- Task brief:
Output every line below without omitting or altering anything.

- Material to process:
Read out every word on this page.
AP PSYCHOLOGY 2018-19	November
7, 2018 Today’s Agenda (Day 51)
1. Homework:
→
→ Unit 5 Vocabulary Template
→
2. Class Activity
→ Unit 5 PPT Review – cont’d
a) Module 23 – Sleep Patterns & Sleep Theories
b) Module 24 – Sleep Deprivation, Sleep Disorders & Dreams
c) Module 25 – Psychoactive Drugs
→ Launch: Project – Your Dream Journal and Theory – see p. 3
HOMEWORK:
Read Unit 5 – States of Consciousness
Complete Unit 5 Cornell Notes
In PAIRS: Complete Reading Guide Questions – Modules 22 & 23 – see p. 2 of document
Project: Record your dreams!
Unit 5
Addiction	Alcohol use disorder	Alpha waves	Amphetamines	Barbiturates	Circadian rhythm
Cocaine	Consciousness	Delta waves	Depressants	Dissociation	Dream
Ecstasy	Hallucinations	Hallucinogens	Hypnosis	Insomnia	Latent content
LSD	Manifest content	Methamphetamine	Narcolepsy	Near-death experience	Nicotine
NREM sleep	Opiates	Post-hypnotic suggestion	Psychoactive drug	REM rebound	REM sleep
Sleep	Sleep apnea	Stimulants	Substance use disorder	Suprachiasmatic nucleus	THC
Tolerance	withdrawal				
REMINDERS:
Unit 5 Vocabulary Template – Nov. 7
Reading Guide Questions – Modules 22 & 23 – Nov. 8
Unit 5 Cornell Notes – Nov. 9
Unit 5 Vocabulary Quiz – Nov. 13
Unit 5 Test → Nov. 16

- Solution to this problem:
Read out every word on this page.
AP PSYCHOLOGY 2018-19	November
7, 2018 Today’s Agenda (Day 51)
1. Homework:
→
→ Unit 5 Vocabulary Template
→
2. Class Activity
→ Unit 5 PPT Review – cont’d
a) Module 23 – Sleep Patterns & Sleep Theories
b) Module 24 – Sleep Deprivation, Sleep Disorders & Dreams
c) Module 25 – Psychoactive Drugs
→ Launch: Project – Your Dream Journal and Theory – see p. 3
HOMEWORK:
Read Unit 5 – States of Consciousness
Complete Unit 5 Cornell Notes
In PAIRS: Complete Reading Guide Questions – Modules 22 & 23 – see p. 2 of document
Project: Record your dreams!
Unit 5
Addiction	Alcohol use disorder	Alpha waves	Amphetamines	Barbiturates	Circadian rhythm
Cocaine	Consciousness	Delta waves	Depressants	Dissociation	Dream
Ecstasy	Hallucinations	Hallucinogens	Hypnosis	Insomnia	Latent content
LSD	Manifest content	Methamphetamine	Narcolepsy	Near-death experience	Nicotine
NREM sleep	Opiates	Post-hypnotic suggestion	Psychoactive drug	REM rebound	REM sleep
Sleep	Sleep apnea	Stimulants	Substance use disorder	Suprachiasmatic nucleus	THC
Tolerance	withdrawal				
REMINDERS:
Unit 5 Vocabulary Template – Nov. 7
Reading Guide Questions – Modules 22 & 23 – Nov. 8
Unit 5 Cornell Notes – Nov. 9
Unit 5 Vocabulary Quiz – Nov. 13
Unit 5 Test → Nov. 16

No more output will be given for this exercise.